*Problem statement:*
Copy out all lines carrying the word "BuildManifest".
((
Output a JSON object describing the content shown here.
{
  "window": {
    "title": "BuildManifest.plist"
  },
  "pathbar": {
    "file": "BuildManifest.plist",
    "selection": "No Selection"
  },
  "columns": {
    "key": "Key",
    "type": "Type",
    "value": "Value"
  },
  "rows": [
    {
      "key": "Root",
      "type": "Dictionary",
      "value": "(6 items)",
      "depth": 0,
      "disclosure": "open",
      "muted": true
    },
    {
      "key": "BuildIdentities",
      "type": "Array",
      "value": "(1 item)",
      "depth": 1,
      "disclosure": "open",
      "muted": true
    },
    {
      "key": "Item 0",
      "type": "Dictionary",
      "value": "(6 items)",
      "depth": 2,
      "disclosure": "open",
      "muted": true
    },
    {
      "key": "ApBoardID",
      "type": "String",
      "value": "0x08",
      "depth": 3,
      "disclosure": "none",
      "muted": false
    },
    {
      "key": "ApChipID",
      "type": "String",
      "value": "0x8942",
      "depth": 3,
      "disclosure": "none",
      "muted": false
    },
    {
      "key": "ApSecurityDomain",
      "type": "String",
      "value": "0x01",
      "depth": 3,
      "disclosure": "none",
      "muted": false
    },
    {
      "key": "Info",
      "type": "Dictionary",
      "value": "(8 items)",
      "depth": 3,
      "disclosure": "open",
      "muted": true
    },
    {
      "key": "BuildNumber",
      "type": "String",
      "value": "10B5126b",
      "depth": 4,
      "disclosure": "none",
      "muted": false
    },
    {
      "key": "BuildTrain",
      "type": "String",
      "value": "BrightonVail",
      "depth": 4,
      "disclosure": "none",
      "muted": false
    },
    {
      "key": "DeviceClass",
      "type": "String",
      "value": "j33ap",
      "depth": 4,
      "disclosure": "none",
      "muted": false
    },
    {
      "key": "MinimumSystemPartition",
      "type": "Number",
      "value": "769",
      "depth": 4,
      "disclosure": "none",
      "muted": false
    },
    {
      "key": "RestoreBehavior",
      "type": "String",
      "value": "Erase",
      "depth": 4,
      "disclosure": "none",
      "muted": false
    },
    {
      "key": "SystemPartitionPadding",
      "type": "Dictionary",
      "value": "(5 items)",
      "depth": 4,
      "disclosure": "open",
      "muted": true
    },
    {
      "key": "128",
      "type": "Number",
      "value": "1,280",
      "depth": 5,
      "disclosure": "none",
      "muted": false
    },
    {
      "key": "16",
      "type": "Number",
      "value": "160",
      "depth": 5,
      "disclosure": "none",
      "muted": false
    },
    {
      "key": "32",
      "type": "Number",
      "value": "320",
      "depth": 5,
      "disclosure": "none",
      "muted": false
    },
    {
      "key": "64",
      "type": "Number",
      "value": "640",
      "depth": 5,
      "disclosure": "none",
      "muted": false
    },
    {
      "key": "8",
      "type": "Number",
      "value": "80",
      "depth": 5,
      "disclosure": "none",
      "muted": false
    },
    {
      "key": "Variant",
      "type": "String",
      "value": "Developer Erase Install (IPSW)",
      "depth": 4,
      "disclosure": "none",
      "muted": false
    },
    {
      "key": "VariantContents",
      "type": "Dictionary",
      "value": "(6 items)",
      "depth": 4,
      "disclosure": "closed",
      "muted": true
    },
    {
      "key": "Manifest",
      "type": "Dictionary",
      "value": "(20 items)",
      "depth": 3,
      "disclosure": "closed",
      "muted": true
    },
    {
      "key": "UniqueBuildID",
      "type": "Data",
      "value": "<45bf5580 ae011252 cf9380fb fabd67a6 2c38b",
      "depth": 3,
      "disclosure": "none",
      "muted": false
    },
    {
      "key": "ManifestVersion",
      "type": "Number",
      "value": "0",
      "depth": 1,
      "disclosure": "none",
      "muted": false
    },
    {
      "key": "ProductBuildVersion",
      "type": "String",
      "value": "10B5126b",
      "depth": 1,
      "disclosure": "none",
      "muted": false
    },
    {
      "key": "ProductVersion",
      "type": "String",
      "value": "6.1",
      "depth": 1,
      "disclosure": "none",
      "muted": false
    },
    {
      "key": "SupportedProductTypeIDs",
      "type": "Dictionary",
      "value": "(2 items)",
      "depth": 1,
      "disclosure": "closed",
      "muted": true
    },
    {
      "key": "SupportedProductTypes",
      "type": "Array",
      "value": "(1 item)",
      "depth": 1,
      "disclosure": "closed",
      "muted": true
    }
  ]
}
))
*Solution:*
    "title": "BuildManifest.plist"
    "file": "BuildManifest.plist",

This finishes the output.